What is expected
Copy out all of the data exactly as it appears.

----------

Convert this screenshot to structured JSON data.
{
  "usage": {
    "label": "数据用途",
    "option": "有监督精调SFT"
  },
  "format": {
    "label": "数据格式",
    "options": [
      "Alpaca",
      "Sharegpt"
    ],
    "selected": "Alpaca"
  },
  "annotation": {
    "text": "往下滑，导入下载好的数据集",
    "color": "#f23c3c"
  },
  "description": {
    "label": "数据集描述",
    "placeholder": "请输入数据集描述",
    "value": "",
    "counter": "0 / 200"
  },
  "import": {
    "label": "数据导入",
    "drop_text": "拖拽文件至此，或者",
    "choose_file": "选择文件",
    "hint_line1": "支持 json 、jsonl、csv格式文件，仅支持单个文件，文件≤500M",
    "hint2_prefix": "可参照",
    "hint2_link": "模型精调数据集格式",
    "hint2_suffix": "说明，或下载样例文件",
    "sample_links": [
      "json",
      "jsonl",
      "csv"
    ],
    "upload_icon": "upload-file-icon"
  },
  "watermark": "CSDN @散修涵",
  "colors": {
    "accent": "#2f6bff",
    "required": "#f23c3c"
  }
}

----------

Solution to this exercise
Convert this screenshot to structured JSON data.
{
  "usage": {
    "label": "数据用途",
    "option": "有监督精调SFT"
  },
  "format": {
    "label": "数据格式",
    "options": [
      "Alpaca",
      "Sharegpt"
    ],
    "selected": "Alpaca"
  },
  "annotation": {
    "text": "往下滑，导入下载好的数据集",
    "color": "#f23c3c"
  },
  "description": {
    "label": "数据集描述",
    "placeholder": "请输入数据集描述",
    "value": "",
    "counter": "0 / 200"
  },
  "import": {
    "label": "数据导入",
    "drop_text": "拖拽文件至此，或者",
    "choose_file": "选择文件",
    "hint_line1": "支持 json 、jsonl、csv格式文件，仅支持单个文件，文件≤500M",
    "hint2_prefix": "可参照",
    "hint2_link": "模型精调数据集格式",
    "hint2_suffix": "说明，或下载样例文件",
    "sample_links": [
      "json",
      "jsonl",
      "csv"
    ],
    "upload_icon": "upload-file-icon"
  },
  "watermark": "CSDN @散修涵",
  "colors": {
    "accent": "#2f6bff",
    "required": "#f23c3c"
  }
}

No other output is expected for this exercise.